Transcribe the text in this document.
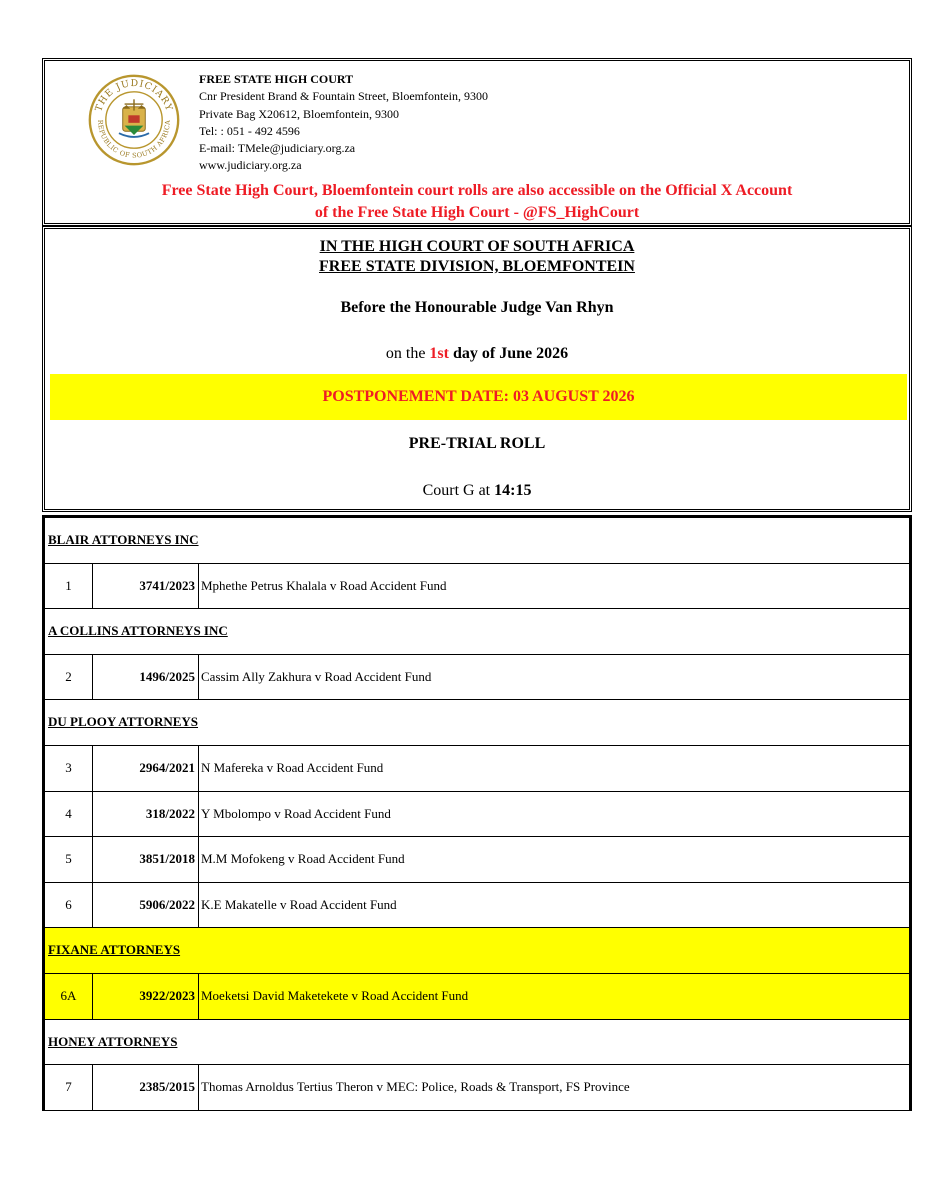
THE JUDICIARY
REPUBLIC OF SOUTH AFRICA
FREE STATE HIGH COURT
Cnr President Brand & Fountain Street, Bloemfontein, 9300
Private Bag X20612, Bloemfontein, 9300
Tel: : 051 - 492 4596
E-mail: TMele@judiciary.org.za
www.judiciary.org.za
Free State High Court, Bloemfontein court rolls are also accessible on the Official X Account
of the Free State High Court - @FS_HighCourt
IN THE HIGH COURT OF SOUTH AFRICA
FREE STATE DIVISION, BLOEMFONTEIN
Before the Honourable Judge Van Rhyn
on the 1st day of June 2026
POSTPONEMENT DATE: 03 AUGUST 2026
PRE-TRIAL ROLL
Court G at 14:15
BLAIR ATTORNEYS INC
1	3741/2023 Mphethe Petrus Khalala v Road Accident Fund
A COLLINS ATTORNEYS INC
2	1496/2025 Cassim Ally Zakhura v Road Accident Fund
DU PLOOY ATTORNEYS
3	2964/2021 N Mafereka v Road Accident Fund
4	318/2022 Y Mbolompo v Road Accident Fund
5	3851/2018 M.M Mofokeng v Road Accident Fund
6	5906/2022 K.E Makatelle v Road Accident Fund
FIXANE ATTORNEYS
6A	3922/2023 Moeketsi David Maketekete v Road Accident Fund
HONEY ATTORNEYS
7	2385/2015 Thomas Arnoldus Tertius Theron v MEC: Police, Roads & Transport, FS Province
■ ■ ■
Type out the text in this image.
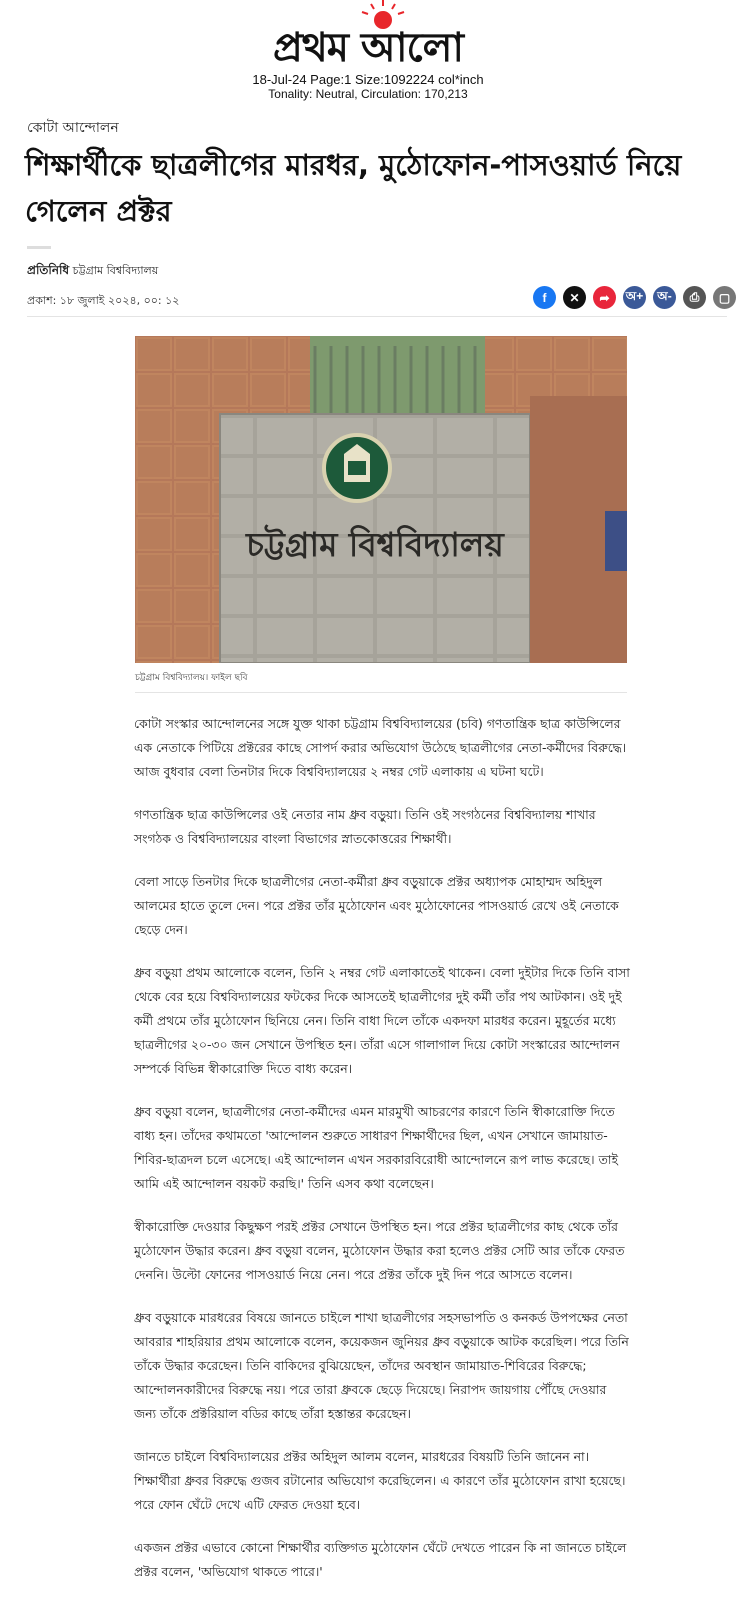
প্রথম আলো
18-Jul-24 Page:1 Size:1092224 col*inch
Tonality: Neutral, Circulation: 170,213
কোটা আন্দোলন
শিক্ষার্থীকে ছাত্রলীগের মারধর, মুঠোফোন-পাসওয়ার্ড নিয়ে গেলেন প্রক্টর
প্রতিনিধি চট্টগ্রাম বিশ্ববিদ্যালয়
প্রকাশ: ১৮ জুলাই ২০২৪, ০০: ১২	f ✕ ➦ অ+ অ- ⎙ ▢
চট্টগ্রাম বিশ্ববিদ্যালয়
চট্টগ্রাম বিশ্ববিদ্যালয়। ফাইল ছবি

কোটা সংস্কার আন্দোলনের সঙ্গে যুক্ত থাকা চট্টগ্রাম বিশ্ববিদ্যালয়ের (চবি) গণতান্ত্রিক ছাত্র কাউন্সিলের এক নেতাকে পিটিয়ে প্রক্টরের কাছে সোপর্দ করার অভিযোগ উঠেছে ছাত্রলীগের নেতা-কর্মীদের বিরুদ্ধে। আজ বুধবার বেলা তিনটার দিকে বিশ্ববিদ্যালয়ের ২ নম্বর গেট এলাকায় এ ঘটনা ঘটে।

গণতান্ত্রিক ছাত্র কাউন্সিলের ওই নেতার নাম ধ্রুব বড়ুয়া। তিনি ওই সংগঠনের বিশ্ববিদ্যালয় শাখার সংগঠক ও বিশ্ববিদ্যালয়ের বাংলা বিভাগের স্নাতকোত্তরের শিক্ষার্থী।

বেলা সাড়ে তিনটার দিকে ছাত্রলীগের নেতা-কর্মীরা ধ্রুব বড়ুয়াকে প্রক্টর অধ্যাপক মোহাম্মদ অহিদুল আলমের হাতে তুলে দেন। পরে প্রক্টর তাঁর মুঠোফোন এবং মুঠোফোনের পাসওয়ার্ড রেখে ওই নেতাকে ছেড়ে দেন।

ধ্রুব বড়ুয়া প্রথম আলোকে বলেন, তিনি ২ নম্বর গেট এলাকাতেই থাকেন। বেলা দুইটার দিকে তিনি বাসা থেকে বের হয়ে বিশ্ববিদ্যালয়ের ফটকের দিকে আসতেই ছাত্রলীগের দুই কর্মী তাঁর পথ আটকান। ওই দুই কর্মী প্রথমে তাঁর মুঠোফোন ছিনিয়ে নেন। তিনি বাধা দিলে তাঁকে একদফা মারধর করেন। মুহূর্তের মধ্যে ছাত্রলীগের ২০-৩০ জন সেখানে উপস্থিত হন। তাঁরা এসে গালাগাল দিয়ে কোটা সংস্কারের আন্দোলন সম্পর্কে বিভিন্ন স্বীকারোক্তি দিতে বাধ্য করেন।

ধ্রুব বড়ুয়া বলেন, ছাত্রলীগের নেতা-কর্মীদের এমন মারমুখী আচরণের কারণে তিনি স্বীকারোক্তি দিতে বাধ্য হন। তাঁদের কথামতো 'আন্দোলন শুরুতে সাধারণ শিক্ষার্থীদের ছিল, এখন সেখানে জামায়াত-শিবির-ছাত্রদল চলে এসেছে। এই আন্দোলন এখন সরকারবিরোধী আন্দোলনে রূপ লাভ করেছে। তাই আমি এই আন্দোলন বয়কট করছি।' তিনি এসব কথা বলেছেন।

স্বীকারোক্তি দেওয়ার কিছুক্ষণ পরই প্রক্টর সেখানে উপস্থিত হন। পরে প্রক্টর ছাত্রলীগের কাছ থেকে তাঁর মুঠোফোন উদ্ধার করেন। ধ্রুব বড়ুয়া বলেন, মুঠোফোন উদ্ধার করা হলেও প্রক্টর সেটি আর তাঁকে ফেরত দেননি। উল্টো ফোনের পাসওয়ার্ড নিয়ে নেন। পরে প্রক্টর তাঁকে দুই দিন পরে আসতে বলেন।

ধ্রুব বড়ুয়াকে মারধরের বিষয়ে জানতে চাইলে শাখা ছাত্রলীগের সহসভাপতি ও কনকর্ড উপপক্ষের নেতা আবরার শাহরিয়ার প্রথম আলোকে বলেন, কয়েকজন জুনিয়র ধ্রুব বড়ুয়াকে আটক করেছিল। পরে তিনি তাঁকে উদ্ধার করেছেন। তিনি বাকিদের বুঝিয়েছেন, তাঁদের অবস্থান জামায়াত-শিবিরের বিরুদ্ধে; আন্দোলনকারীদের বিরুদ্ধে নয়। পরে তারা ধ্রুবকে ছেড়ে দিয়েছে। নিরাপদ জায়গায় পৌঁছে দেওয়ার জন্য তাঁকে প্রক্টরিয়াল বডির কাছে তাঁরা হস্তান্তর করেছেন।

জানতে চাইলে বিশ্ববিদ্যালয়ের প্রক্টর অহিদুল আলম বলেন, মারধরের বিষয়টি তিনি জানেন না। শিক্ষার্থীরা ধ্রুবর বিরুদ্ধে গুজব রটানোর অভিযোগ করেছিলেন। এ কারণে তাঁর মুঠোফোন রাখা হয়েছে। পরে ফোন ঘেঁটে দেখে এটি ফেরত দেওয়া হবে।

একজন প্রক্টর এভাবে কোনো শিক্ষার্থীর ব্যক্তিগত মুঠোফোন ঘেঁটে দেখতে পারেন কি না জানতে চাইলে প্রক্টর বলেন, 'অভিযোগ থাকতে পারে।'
■ ■ ■
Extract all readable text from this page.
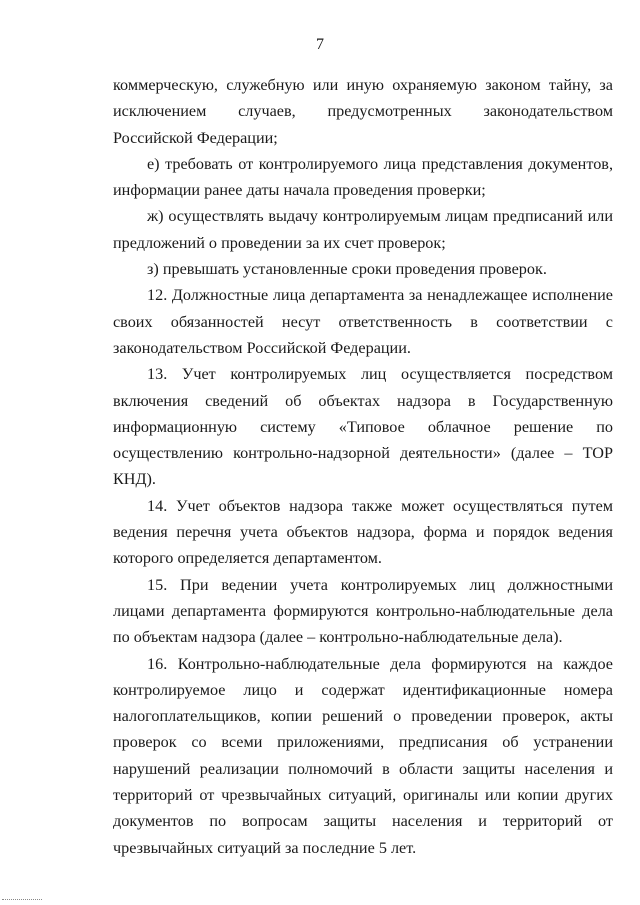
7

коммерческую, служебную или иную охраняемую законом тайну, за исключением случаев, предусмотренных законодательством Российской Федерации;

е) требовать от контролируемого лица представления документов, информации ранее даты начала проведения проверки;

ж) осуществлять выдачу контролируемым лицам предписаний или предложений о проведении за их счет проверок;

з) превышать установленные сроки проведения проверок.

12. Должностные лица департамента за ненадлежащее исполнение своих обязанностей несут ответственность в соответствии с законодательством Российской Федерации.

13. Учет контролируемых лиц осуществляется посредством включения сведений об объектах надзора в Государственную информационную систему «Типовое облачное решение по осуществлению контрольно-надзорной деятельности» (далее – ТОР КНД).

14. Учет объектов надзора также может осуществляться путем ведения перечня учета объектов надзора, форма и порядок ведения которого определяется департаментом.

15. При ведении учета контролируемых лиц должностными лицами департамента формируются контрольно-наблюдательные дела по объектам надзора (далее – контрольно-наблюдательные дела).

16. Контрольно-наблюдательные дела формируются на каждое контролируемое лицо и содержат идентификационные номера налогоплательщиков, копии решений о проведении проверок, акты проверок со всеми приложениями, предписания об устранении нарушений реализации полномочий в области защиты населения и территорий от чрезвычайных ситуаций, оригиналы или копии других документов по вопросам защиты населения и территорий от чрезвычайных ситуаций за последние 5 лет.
■ ■ ■
What to produce ::
Take every line from the records above that has the word "документов" and copy it.

The completed task ::
е) требовать от контролируемого лица представления документов, информации ранее даты начала проведения проверки;
16. Контрольно-наблюдательные дела формируются на каждое контролируемое лицо и содержат идентификационные номера налогоплательщиков, копии решений о проведении проверок, акты проверок со всеми приложениями, предписания об устранении нарушений реализации полномочий в области защиты населения и территорий от чрезвычайных ситуаций, оригиналы или копии других документов по вопросам защиты населения и территорий от чрезвычайных ситуаций за последние 5 лет.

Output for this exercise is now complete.